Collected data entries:
##############################

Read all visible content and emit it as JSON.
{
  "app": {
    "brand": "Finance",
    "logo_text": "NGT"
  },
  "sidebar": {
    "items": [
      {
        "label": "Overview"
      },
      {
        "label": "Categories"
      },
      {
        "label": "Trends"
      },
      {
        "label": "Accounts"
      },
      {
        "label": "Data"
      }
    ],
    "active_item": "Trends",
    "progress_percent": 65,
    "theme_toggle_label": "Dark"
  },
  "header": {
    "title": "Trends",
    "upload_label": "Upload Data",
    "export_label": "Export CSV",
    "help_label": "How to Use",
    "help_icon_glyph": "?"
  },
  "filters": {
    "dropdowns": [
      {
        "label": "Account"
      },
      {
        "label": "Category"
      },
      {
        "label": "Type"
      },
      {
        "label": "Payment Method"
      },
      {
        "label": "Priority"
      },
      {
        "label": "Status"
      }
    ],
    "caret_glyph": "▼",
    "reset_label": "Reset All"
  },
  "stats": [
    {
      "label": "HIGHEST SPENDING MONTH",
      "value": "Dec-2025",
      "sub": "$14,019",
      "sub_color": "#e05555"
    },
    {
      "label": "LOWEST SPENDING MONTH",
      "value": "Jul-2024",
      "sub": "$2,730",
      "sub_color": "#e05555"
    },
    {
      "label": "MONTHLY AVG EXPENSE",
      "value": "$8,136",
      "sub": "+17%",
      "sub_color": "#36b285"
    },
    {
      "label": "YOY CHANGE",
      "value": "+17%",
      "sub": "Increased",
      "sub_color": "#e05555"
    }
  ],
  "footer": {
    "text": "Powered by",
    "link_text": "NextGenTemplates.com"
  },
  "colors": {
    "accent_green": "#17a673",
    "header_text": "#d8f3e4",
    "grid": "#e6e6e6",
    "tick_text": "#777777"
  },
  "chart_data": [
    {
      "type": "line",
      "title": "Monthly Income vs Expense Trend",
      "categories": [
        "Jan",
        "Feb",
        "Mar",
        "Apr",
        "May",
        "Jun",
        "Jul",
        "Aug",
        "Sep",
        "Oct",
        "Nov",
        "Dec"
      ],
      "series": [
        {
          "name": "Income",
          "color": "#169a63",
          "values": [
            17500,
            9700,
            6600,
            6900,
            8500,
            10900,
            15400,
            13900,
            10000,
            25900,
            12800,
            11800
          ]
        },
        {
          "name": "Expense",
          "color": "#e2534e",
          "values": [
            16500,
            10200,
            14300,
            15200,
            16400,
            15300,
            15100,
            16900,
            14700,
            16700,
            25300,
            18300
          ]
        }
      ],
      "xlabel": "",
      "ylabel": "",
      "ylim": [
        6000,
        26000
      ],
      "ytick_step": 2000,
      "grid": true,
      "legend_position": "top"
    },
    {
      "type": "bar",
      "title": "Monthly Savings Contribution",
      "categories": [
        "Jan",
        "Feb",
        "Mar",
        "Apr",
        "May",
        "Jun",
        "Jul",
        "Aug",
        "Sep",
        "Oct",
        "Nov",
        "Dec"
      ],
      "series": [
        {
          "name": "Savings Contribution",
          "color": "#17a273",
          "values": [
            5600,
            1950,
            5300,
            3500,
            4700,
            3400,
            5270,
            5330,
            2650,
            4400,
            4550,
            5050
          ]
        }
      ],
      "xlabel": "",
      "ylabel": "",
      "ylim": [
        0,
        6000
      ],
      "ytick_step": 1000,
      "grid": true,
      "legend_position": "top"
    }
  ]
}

##############################

### EXERCISE AIM:
Search the lines for "Savings". Copy each line that has it.

### SOLUTION TO THIS EXERCISE:
      "title": "Monthly Savings Contribution",
          "name": "Savings Contribution",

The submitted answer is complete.